#### DATA FOR THE TASK ####
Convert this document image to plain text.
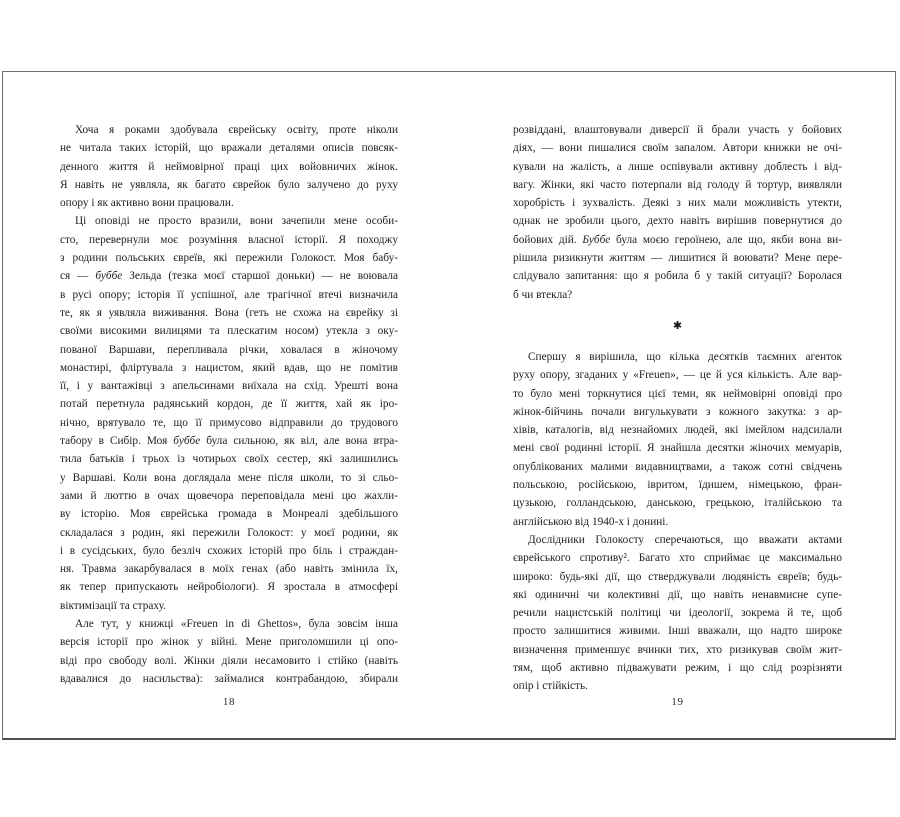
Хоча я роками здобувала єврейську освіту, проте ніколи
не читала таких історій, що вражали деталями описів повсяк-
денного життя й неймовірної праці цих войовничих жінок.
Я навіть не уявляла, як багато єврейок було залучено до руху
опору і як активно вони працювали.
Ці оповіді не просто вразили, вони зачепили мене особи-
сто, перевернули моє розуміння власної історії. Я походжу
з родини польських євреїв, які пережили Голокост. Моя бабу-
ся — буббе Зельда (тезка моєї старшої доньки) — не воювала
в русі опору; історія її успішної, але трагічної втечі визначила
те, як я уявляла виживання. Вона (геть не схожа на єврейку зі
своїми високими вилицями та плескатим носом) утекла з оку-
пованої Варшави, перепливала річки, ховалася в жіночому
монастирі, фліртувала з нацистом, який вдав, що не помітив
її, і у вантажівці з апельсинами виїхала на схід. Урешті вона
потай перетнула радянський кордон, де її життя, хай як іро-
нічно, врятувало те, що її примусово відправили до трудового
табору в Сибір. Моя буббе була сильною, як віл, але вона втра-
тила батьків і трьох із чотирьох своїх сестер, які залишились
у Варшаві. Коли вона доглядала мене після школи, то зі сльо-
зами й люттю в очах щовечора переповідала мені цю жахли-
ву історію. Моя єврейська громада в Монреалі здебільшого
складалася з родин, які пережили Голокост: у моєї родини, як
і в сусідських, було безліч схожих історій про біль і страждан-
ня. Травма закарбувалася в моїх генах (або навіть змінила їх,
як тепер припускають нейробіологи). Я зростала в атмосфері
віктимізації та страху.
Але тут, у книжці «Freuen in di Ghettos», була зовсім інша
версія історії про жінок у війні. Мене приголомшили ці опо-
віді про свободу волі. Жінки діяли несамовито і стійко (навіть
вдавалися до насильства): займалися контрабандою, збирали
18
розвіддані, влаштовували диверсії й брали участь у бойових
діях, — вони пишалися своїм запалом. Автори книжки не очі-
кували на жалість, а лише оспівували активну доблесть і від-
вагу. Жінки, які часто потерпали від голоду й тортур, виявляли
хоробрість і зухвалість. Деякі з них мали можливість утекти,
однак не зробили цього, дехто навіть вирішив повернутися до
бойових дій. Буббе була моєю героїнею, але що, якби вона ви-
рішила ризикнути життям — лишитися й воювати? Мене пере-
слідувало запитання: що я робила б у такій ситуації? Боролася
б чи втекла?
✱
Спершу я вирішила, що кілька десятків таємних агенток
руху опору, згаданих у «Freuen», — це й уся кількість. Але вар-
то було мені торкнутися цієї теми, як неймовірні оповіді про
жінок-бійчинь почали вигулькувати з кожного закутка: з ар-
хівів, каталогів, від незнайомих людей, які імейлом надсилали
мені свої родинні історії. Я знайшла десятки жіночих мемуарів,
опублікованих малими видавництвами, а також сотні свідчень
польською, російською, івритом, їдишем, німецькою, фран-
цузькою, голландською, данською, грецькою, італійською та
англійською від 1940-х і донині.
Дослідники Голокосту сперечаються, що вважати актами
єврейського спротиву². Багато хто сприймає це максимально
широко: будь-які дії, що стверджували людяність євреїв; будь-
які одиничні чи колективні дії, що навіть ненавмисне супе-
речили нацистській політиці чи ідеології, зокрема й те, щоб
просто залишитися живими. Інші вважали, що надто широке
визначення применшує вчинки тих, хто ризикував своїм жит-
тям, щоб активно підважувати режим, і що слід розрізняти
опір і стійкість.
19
####
#### DATA FOR THE TASK ####
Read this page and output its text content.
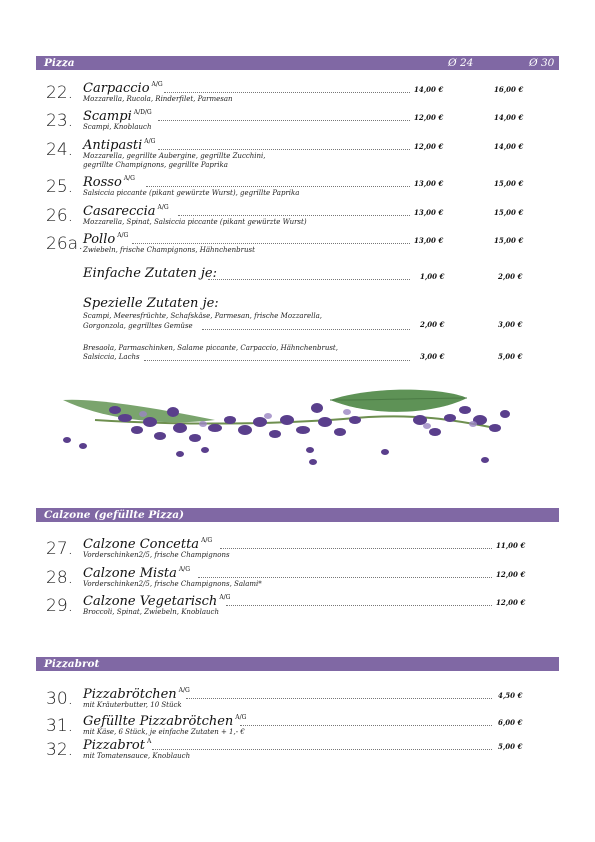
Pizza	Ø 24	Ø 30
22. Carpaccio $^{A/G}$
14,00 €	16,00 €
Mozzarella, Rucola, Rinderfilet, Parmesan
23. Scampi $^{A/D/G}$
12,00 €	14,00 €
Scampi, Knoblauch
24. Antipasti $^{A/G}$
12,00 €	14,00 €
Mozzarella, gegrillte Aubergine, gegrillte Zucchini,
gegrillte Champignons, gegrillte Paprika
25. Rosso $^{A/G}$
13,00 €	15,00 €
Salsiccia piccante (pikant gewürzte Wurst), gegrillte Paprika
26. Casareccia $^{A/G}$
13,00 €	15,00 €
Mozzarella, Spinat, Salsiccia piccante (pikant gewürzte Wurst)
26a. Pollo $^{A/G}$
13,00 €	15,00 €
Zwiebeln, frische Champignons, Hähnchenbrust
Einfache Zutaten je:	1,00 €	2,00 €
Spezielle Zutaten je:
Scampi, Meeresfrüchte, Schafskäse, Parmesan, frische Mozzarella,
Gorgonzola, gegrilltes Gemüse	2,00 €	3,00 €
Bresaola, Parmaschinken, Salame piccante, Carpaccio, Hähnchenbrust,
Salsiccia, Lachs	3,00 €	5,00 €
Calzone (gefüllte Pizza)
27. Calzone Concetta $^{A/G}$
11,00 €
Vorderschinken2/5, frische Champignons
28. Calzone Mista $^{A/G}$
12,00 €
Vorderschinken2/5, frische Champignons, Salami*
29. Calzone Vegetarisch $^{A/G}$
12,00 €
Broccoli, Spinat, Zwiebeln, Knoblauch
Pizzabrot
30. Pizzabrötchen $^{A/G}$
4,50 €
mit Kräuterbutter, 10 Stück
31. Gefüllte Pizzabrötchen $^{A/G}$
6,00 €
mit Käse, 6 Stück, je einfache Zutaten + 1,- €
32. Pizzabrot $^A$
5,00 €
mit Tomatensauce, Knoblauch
####
#### DATA FOR THE TASK ####
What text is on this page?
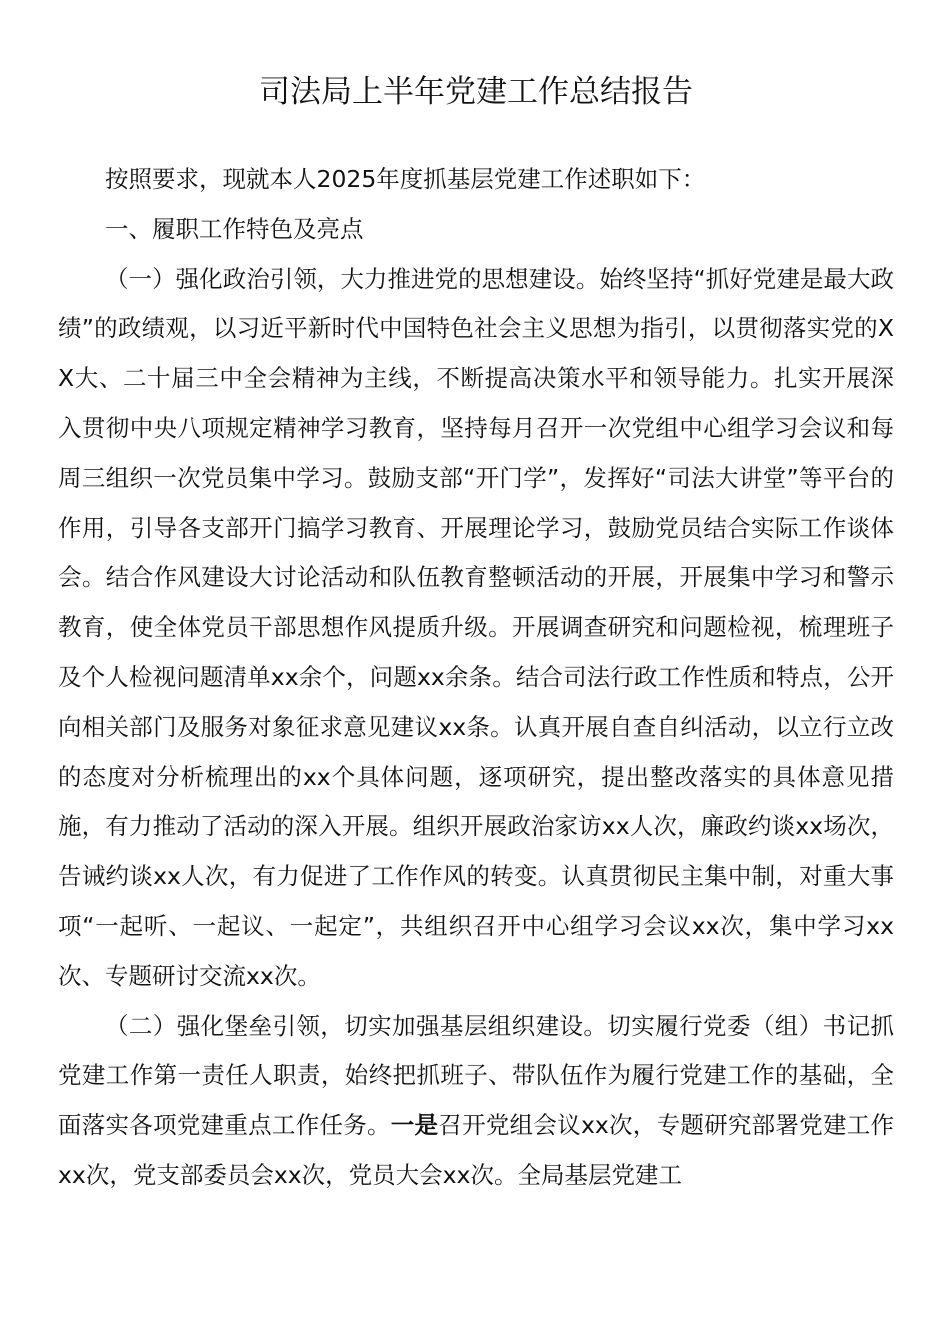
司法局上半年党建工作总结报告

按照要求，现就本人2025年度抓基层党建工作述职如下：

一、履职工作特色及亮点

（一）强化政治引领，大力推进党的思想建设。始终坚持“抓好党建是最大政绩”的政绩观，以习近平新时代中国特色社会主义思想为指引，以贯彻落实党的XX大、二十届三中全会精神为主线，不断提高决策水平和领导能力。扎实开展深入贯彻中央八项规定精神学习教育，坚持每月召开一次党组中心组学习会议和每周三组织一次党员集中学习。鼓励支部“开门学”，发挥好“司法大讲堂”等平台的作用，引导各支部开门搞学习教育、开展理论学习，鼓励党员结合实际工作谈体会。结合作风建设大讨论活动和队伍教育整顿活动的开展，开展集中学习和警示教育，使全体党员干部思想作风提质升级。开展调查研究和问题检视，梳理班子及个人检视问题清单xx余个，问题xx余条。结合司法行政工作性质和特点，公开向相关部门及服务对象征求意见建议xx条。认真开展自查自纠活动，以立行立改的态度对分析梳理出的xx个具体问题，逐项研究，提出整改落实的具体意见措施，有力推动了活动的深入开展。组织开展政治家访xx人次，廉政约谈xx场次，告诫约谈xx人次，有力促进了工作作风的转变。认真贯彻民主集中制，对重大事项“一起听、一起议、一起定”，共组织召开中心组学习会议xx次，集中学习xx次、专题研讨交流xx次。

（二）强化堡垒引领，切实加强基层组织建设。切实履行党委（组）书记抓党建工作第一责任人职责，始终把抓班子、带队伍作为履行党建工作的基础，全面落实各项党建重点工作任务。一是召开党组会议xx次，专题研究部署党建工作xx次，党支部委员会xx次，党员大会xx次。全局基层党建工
####
> _GOAL_
Copy out every line from the material above in which the word "Knoblauch" appears.

> _EXERCISE RESPONSE_
Scampi, Knoblauch
Broccoli, Spinat, Zwiebeln, Knoblauch
mit Tomatensauce, Knoblauch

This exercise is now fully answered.